Note each line of the listing that contains the string "better", and copy it.

Extracted entries:
━━━━━━━━━━

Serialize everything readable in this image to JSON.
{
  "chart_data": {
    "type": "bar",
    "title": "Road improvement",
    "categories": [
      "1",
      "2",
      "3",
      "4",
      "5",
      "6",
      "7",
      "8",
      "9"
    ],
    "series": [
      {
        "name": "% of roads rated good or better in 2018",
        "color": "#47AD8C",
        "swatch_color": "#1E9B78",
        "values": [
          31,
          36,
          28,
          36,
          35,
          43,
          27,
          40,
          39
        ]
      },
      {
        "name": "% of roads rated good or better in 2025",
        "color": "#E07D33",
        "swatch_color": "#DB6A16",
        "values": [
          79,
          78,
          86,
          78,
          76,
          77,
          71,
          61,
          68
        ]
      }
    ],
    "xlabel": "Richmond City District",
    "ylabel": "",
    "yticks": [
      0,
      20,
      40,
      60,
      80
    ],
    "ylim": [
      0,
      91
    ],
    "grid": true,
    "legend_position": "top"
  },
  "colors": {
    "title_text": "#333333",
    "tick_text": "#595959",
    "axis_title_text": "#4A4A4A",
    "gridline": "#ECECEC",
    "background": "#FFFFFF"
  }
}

━━━━━━━━━━

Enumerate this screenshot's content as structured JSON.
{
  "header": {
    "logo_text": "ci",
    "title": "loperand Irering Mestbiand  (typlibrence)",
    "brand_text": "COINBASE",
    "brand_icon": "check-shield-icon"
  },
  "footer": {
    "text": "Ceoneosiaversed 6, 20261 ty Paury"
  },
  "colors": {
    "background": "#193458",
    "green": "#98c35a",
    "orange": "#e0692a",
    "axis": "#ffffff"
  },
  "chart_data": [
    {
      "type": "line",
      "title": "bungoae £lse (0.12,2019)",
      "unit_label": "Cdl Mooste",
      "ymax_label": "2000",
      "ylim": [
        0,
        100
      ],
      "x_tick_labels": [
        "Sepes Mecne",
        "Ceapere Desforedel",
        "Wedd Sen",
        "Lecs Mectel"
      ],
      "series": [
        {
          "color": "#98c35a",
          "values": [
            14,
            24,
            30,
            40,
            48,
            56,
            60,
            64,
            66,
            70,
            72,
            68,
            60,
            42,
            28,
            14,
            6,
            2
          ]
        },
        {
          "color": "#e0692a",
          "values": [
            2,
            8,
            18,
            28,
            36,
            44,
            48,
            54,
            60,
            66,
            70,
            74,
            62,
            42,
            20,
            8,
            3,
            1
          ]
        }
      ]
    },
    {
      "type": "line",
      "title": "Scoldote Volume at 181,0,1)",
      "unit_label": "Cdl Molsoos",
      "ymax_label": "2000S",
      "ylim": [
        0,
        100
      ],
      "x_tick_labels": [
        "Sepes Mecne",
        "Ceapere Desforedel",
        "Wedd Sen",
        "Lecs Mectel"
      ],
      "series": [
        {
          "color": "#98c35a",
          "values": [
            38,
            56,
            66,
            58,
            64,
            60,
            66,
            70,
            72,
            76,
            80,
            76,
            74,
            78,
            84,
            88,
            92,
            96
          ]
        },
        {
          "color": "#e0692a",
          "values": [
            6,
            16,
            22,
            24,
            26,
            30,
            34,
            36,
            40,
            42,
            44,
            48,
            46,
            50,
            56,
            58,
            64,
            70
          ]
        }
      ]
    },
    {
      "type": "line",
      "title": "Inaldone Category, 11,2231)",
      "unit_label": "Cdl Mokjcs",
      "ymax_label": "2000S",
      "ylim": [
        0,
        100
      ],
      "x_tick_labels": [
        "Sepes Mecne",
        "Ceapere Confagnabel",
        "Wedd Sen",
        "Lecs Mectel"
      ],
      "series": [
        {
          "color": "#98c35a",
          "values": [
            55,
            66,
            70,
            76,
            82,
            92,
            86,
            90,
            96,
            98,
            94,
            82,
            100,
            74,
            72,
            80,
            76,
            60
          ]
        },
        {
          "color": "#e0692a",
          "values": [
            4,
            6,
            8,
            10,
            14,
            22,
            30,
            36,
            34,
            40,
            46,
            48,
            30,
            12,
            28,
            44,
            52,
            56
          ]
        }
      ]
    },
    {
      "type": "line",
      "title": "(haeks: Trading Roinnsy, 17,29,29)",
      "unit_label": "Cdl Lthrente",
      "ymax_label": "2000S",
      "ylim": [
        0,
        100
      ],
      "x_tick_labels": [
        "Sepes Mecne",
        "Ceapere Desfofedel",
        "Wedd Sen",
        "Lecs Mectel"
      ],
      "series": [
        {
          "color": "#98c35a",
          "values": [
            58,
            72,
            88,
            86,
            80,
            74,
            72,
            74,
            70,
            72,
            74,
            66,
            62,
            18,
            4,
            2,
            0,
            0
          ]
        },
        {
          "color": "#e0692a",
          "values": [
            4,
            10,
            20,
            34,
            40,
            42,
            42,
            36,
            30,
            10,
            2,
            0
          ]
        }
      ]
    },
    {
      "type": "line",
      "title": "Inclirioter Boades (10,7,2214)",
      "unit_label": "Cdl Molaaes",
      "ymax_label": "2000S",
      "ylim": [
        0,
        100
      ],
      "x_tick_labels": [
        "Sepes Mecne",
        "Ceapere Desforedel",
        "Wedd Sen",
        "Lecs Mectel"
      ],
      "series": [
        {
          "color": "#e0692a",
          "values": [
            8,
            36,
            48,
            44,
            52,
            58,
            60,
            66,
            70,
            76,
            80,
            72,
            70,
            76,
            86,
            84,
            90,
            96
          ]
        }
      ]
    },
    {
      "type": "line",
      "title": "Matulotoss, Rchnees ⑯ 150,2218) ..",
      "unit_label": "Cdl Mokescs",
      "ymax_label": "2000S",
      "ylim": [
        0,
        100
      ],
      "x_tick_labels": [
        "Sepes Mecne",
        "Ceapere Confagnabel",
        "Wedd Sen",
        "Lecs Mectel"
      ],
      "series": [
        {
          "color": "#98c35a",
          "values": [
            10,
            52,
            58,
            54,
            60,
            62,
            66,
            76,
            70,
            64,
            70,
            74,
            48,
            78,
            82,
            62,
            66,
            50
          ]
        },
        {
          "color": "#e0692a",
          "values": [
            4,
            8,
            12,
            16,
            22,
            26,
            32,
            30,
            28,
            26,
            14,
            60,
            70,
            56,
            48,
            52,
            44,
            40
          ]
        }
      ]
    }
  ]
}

━━━━━━━━━━

Output for this task:
        "name": "% of roads rated good or better in 2018",
        "name": "% of roads rated good or better in 2025",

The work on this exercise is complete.